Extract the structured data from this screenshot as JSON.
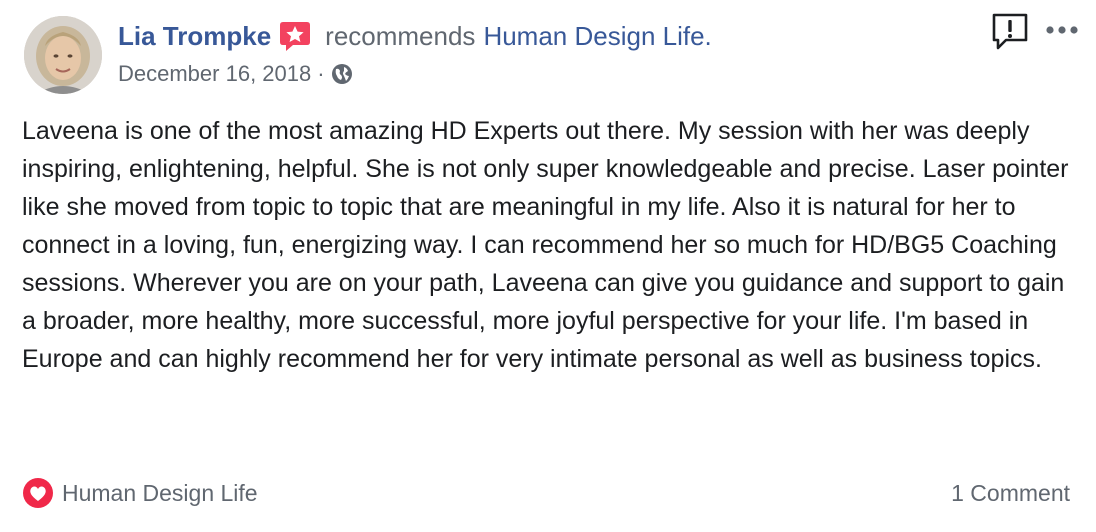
{
  "post": {
    "author_name": "Lia Trompke",
    "action_text": "recommends",
    "page_name": "Human Design Life.",
    "date": "December 16, 2018",
    "separator": "·",
    "body": "Laveena is one of the most amazing HD Experts out there. My session with her was deeply inspiring, enlightening, helpful. She is not only super knowledgeable and precise. Laser pointer like she moved from topic to topic that are meaningful in my life. Also it is natural for her to connect in a loving, fun, energizing way. I can recommend her so much for HD/BG5 Coaching sessions. Wherever you are on your path, Laveena can give you guidance and support to gain a broader, more healthy, more successful, more joyful perspective for your life. I'm based in Europe and can highly recommend her for very intimate personal as well as business topics."
  },
  "footer": {
    "reaction_page": "Human Design Life",
    "comments": "1 Comment"
  },
  "icons": {
    "recommend_badge": "recommend-star-icon",
    "audience": "globe-icon",
    "report": "report-exclamation-icon",
    "more": "more-options-icon",
    "reaction": "heart-reaction-icon"
  },
  "colors": {
    "link": "#385898",
    "secondary_text": "#606770",
    "body_text": "#1c1e21",
    "recommend_badge": "#f3425f",
    "heart": "#f02849"
  }
}
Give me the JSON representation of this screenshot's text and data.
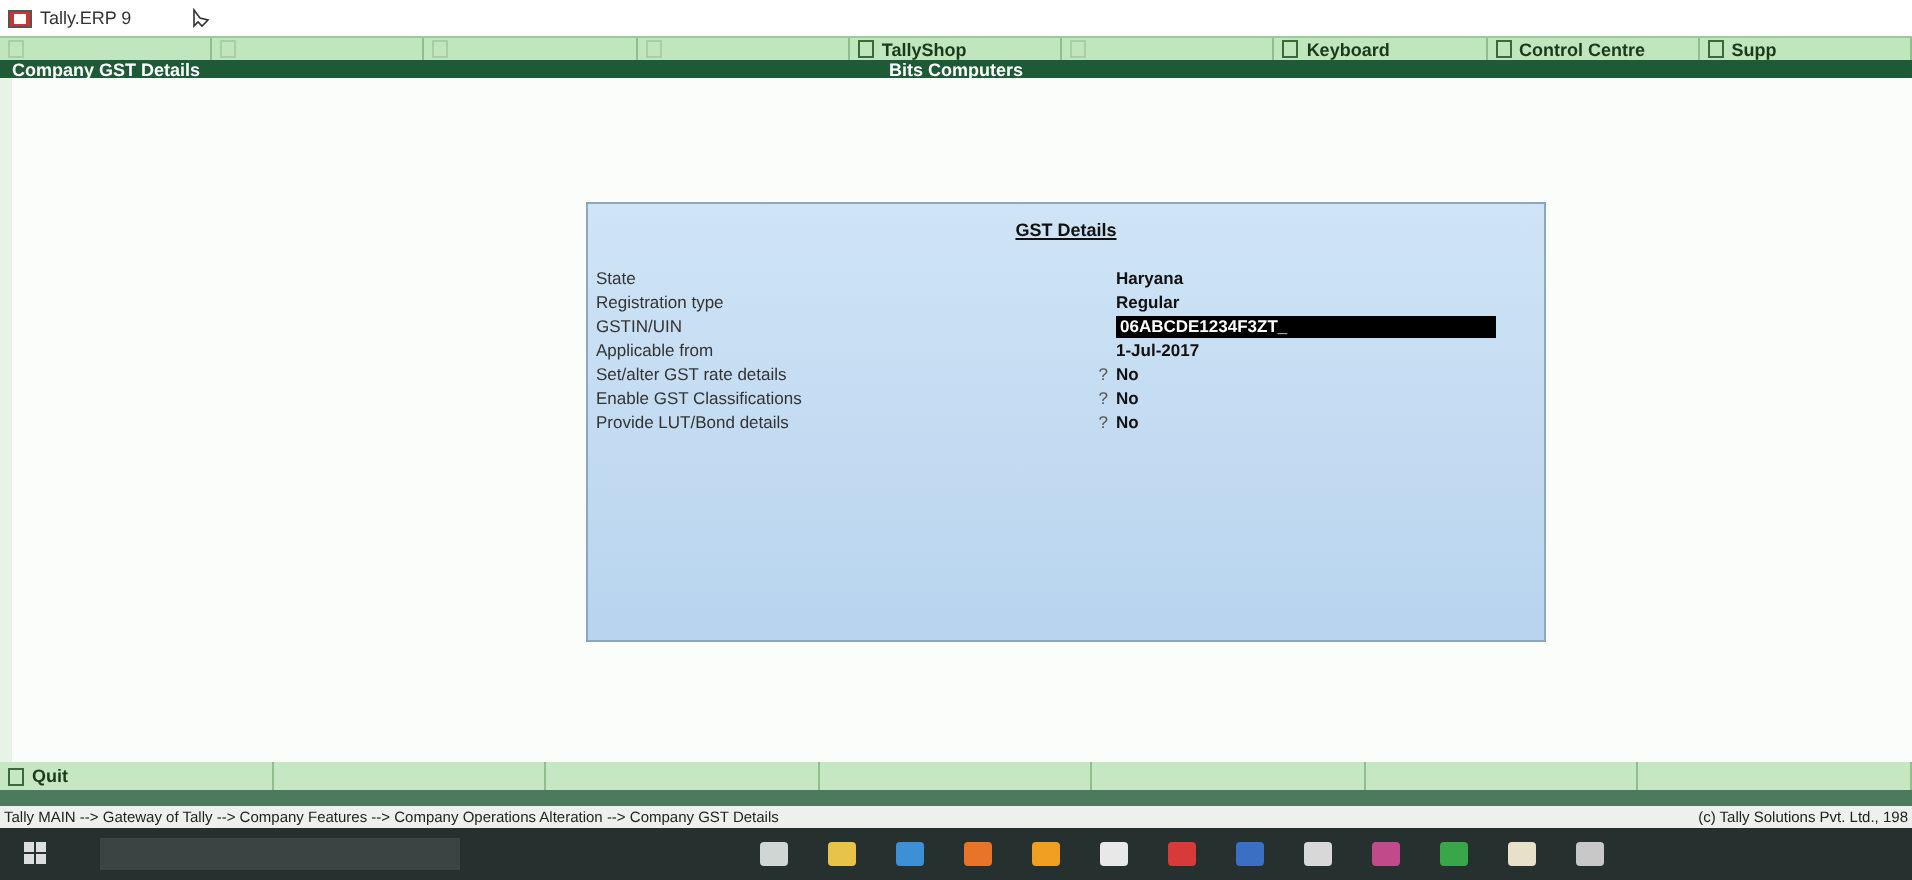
{
  "window": {
    "title": "Tally.ERP 9"
  },
  "toolbar": [
    {
      "disabled": true
    },
    {
      "disabled": true
    },
    {
      "disabled": true
    },
    {
      "disabled": true
    },
    {
      "label": "TallyShop",
      "disabled": false
    },
    {
      "disabled": true
    },
    {
      "label": "Keyboard",
      "disabled": false
    },
    {
      "label": "Control Centre",
      "disabled": false
    },
    {
      "label": "Supp",
      "disabled": false
    }
  ],
  "header": {
    "title": "Company GST Details",
    "company": "Bits Computers"
  },
  "dialog": {
    "title": "GST Details",
    "rows": [
      {
        "kind": "text",
        "label": "State",
        "value": "Haryana"
      },
      {
        "kind": "text",
        "label": "Registration type",
        "value": "Regular"
      },
      {
        "kind": "input",
        "label": "GSTIN/UIN",
        "value": "06ABCDE1234F3ZT_"
      },
      {
        "kind": "text",
        "label": "Applicable from",
        "value": "1-Jul-2017"
      },
      {
        "kind": "choice",
        "label": "Set/alter GST rate details",
        "prompt": "?",
        "value": "No"
      },
      {
        "kind": "choice",
        "label": "Enable GST Classifications",
        "prompt": "?",
        "value": "No"
      },
      {
        "kind": "choice",
        "label": "Provide LUT/Bond details",
        "prompt": "?",
        "value": "No"
      }
    ]
  },
  "bottom_buttons": [
    {
      "kind": "key",
      "label": "Quit"
    },
    {
      "kind": "blank"
    },
    {
      "kind": "blank"
    },
    {
      "kind": "blank"
    },
    {
      "kind": "blank"
    },
    {
      "kind": "blank"
    },
    {
      "kind": "blank"
    }
  ],
  "status_bar": {
    "path": "Tally MAIN --> Gateway of Tally --> Company Features --> Company Operations  Alteration --> Company GST Details",
    "copyright": "(c) Tally Solutions Pvt. Ltd., 198"
  }
}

········

◆ **The problem**
Scan the data above; copy every line where "value" appears.

◆ **In response**
        "value": "Haryana"
        "value": "Regular"
        "value": "06ABCDE1234F3ZT_"
        "value": "1-Jul-2017"
        "value": "No"
        "value": "No"
        "value": "No"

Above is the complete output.